**Work to be completed:**
Please repeat the data exactly, leaving nothing out.

START Provided material

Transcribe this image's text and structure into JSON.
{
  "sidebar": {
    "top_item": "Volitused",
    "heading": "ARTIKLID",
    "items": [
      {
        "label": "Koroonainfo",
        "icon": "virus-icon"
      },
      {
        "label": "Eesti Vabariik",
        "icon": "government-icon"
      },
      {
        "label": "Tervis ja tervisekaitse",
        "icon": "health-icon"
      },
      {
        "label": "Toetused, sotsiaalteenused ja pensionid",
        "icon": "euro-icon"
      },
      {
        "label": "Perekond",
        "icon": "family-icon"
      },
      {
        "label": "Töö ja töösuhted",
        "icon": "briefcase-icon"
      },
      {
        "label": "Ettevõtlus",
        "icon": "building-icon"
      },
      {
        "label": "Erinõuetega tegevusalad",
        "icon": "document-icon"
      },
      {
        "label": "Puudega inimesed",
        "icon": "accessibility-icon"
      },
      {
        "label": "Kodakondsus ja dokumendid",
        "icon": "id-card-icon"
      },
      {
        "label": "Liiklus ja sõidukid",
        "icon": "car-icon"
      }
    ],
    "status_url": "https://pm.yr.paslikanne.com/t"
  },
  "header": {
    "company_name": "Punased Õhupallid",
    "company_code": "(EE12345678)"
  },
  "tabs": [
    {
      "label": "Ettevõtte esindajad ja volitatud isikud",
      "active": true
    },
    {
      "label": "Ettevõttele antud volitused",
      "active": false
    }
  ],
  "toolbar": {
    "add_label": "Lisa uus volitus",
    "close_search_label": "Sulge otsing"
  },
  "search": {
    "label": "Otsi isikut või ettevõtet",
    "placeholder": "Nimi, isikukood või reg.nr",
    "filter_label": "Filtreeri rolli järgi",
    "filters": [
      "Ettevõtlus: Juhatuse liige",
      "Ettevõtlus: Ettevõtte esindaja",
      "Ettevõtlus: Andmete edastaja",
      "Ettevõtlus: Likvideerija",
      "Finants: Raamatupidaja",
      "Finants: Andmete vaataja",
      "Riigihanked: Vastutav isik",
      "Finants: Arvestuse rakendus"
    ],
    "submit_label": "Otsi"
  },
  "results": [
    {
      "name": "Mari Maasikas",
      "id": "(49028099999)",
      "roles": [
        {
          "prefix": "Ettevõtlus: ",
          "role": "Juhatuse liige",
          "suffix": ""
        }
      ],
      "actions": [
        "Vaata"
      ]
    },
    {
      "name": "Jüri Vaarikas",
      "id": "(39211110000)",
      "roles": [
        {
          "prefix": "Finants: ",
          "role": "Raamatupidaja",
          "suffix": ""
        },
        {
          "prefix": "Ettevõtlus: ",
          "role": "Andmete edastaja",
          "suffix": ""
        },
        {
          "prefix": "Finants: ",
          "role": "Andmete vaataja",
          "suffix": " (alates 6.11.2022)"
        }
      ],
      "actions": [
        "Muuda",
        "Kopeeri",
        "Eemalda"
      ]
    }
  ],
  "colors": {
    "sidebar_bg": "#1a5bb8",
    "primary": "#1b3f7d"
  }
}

END Provided material

**The answer:**
Transcribe this image's text and structure into JSON.
{
  "sidebar": {
    "top_item": "Volitused",
    "heading": "ARTIKLID",
    "items": [
      {
        "label": "Koroonainfo",
        "icon": "virus-icon"
      },
      {
        "label": "Eesti Vabariik",
        "icon": "government-icon"
      },
      {
        "label": "Tervis ja tervisekaitse",
        "icon": "health-icon"
      },
      {
        "label": "Toetused, sotsiaalteenused ja pensionid",
        "icon": "euro-icon"
      },
      {
        "label": "Perekond",
        "icon": "family-icon"
      },
      {
        "label": "Töö ja töösuhted",
        "icon": "briefcase-icon"
      },
      {
        "label": "Ettevõtlus",
        "icon": "building-icon"
      },
      {
        "label": "Erinõuetega tegevusalad",
        "icon": "document-icon"
      },
      {
        "label": "Puudega inimesed",
        "icon": "accessibility-icon"
      },
      {
        "label": "Kodakondsus ja dokumendid",
        "icon": "id-card-icon"
      },
      {
        "label": "Liiklus ja sõidukid",
        "icon": "car-icon"
      }
    ],
    "status_url": "https://pm.yr.paslikanne.com/t"
  },
  "header": {
    "company_name": "Punased Õhupallid",
    "company_code": "(EE12345678)"
  },
  "tabs": [
    {
      "label": "Ettevõtte esindajad ja volitatud isikud",
      "active": true
    },
    {
      "label": "Ettevõttele antud volitused",
      "active": false
    }
  ],
  "toolbar": {
    "add_label": "Lisa uus volitus",
    "close_search_label": "Sulge otsing"
  },
  "search": {
    "label": "Otsi isikut või ettevõtet",
    "placeholder": "Nimi, isikukood või reg.nr",
    "filter_label": "Filtreeri rolli järgi",
    "filters": [
      "Ettevõtlus: Juhatuse liige",
      "Ettevõtlus: Ettevõtte esindaja",
      "Ettevõtlus: Andmete edastaja",
      "Ettevõtlus: Likvideerija",
      "Finants: Raamatupidaja",
      "Finants: Andmete vaataja",
      "Riigihanked: Vastutav isik",
      "Finants: Arvestuse rakendus"
    ],
    "submit_label": "Otsi"
  },
  "results": [
    {
      "name": "Mari Maasikas",
      "id": "(49028099999)",
      "roles": [
        {
          "prefix": "Ettevõtlus: ",
          "role": "Juhatuse liige",
          "suffix": ""
        }
      ],
      "actions": [
        "Vaata"
      ]
    },
    {
      "name": "Jüri Vaarikas",
      "id": "(39211110000)",
      "roles": [
        {
          "prefix": "Finants: ",
          "role": "Raamatupidaja",
          "suffix": ""
        },
        {
          "prefix": "Ettevõtlus: ",
          "role": "Andmete edastaja",
          "suffix": ""
        },
        {
          "prefix": "Finants: ",
          "role": "Andmete vaataja",
          "suffix": " (alates 6.11.2022)"
        }
      ],
      "actions": [
        "Muuda",
        "Kopeeri",
        "Eemalda"
      ]
    }
  ],
  "colors": {
    "sidebar_bg": "#1a5bb8",
    "primary": "#1b3f7d"
  }
}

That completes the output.